## Given data:
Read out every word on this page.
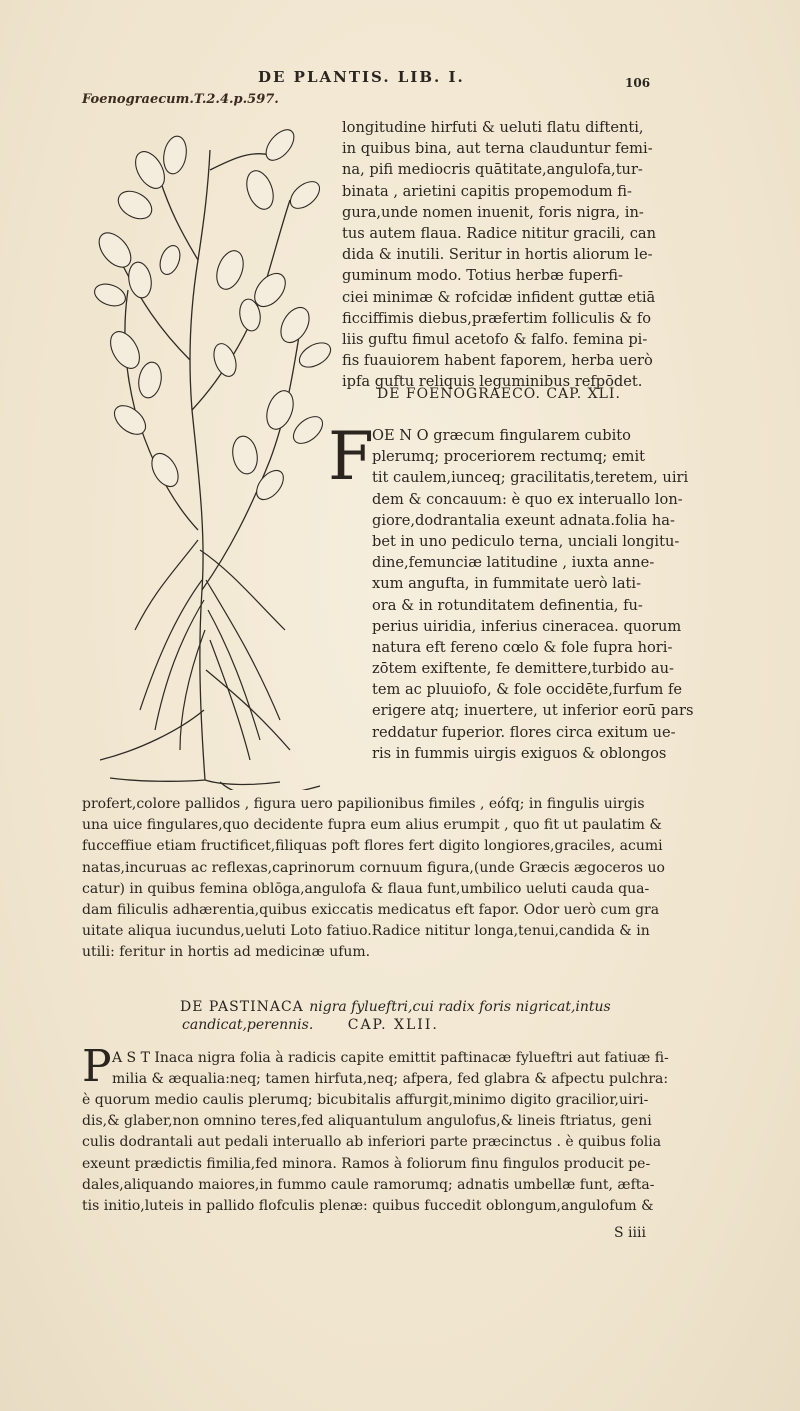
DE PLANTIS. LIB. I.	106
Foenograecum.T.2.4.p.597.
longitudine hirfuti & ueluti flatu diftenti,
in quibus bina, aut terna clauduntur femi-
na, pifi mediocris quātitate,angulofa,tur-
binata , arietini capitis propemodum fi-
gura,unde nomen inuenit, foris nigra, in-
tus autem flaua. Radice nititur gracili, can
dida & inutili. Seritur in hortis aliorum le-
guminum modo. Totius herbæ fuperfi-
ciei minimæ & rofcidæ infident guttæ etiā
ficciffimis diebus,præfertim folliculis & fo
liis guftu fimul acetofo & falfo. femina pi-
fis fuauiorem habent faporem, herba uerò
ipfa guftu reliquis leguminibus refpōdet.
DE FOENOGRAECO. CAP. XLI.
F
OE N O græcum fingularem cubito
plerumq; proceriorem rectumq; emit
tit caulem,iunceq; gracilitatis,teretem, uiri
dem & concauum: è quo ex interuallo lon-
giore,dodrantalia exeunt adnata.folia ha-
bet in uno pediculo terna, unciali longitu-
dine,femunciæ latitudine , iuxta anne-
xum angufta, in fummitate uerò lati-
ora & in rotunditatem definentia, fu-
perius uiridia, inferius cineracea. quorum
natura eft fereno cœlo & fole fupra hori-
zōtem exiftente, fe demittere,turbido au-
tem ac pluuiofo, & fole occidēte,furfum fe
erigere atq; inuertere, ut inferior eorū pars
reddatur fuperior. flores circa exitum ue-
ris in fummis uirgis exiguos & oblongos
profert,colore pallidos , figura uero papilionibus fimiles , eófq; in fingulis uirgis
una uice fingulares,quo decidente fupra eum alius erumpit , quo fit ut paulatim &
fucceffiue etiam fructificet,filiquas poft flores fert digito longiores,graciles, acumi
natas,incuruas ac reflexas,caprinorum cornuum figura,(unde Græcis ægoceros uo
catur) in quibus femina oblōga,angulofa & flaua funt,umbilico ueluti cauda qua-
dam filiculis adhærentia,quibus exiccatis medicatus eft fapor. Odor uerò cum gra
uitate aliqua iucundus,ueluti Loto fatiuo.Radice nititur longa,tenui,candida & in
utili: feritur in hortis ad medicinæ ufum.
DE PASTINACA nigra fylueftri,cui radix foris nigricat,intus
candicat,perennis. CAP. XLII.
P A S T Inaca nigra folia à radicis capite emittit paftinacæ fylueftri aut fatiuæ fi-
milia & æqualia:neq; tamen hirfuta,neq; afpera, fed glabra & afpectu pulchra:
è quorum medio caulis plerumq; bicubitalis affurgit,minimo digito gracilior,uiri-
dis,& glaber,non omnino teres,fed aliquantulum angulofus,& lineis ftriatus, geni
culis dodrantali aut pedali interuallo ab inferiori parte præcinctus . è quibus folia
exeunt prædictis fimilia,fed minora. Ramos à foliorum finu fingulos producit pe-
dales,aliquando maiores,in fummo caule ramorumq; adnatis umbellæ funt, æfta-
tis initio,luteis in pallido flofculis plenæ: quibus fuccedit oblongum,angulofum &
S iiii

## Stated problem:
List the lines of the entries that include "nigra".

## Answer to this exercise:
gura,unde nomen inuenit, foris nigra, in-
DE PASTINACA nigra fylueftri,cui radix foris nigricat,intus
P A S T Inaca nigra folia à radicis capite emittit paftinacæ fylueftri aut fatiuæ fi-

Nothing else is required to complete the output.